§ **DATASET RECORDS**
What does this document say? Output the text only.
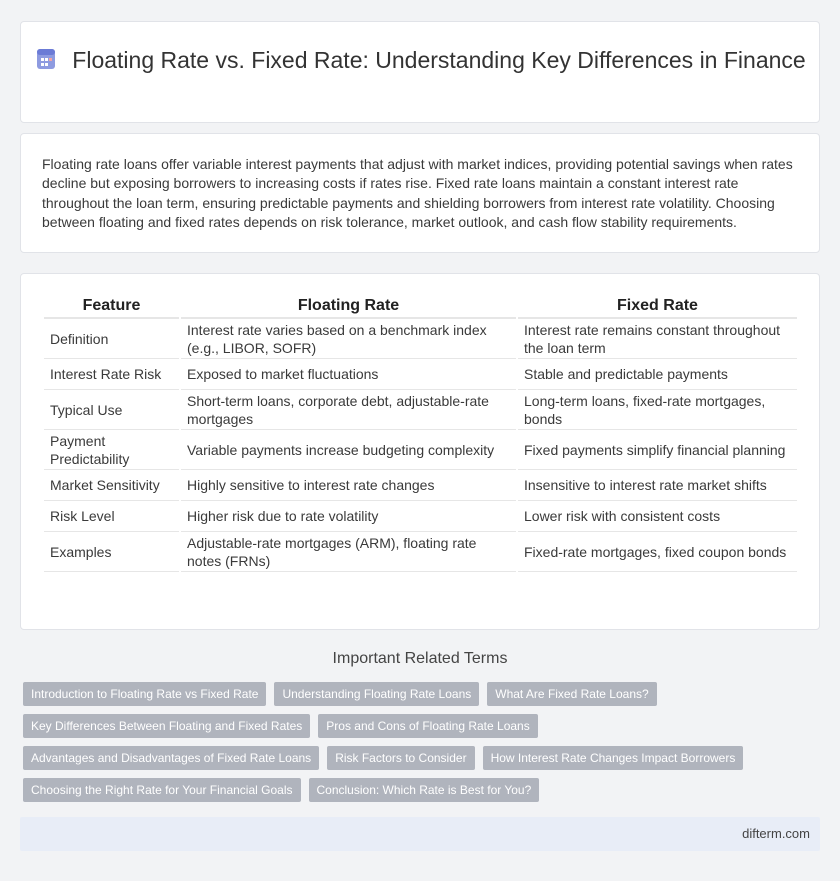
Floating Rate vs. Fixed Rate: Understanding Key Differences in Finance

Floating rate loans offer variable interest payments that adjust with market indices, providing potential savings when rates decline but exposing borrowers to increasing costs if rates rise. Fixed rate loans maintain a constant interest rate throughout the loan term, ensuring predictable payments and shielding borrowers from interest rate volatility. Choosing between floating and fixed rates depends on risk tolerance, market outlook, and cash flow stability requirements.

Feature	Floating Rate	Fixed Rate
Definition	Interest rate varies based on a benchmark index (e.g., LIBOR, SOFR)	Interest rate remains constant throughout the loan term
Interest Rate Risk	Exposed to market fluctuations	Stable and predictable payments
Typical Use	Short-term loans, corporate debt, adjustable-rate mortgages	Long-term loans, fixed-rate mortgages, bonds
Payment Predictability	Variable payments increase budgeting complexity	Fixed payments simplify financial planning
Market Sensitivity	Highly sensitive to interest rate changes	Insensitive to interest rate market shifts
Risk Level	Higher risk due to rate volatility	Lower risk with consistent costs
Examples	Adjustable-rate mortgages (ARM), floating rate notes (FRNs)	Fixed-rate mortgages, fixed coupon bonds
Important Related Terms
Introduction to Floating Rate vs Fixed Rate	Understanding Floating Rate Loans	What Are Fixed Rate Loans?
Key Differences Between Floating and Fixed Rates	Pros and Cons of Floating Rate Loans
Advantages and Disadvantages of Fixed Rate Loans	Risk Factors to Consider	How Interest Rate Changes Impact Borrowers
Choosing the Right Rate for Your Financial Goals	Conclusion: Which Rate is Best for You?
difterm.com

§ **INSTRUCTIONS FOR THE TASK**
Leave out all images, then reproduce the entries above exactly.

§ **REPLY**
What does this document say? Output the text only.
Floating Rate vs. Fixed Rate: Understanding Key Differences in Finance

Floating rate loans offer variable interest payments that adjust with market indices, providing potential savings when rates decline but exposing borrowers to increasing costs if rates rise. Fixed rate loans maintain a constant interest rate throughout the loan term, ensuring predictable payments and shielding borrowers from interest rate volatility. Choosing between floating and fixed rates depends on risk tolerance, market outlook, and cash flow stability requirements.

Feature	Floating Rate	Fixed Rate
Definition	Interest rate varies based on a benchmark index (e.g., LIBOR, SOFR)	Interest rate remains constant throughout the loan term
Interest Rate Risk	Exposed to market fluctuations	Stable and predictable payments
Typical Use	Short-term loans, corporate debt, adjustable-rate mortgages	Long-term loans, fixed-rate mortgages, bonds
Payment Predictability	Variable payments increase budgeting complexity	Fixed payments simplify financial planning
Market Sensitivity	Highly sensitive to interest rate changes	Insensitive to interest rate market shifts
Risk Level	Higher risk due to rate volatility	Lower risk with consistent costs
Examples	Adjustable-rate mortgages (ARM), floating rate notes (FRNs)	Fixed-rate mortgages, fixed coupon bonds
Important Related Terms
Introduction to Floating Rate vs Fixed Rate	Understanding Floating Rate Loans	What Are Fixed Rate Loans?
Key Differences Between Floating and Fixed Rates	Pros and Cons of Floating Rate Loans
Advantages and Disadvantages of Fixed Rate Loans	Risk Factors to Consider	How Interest Rate Changes Impact Borrowers
Choosing the Right Rate for Your Financial Goals	Conclusion: Which Rate is Best for You?
difterm.com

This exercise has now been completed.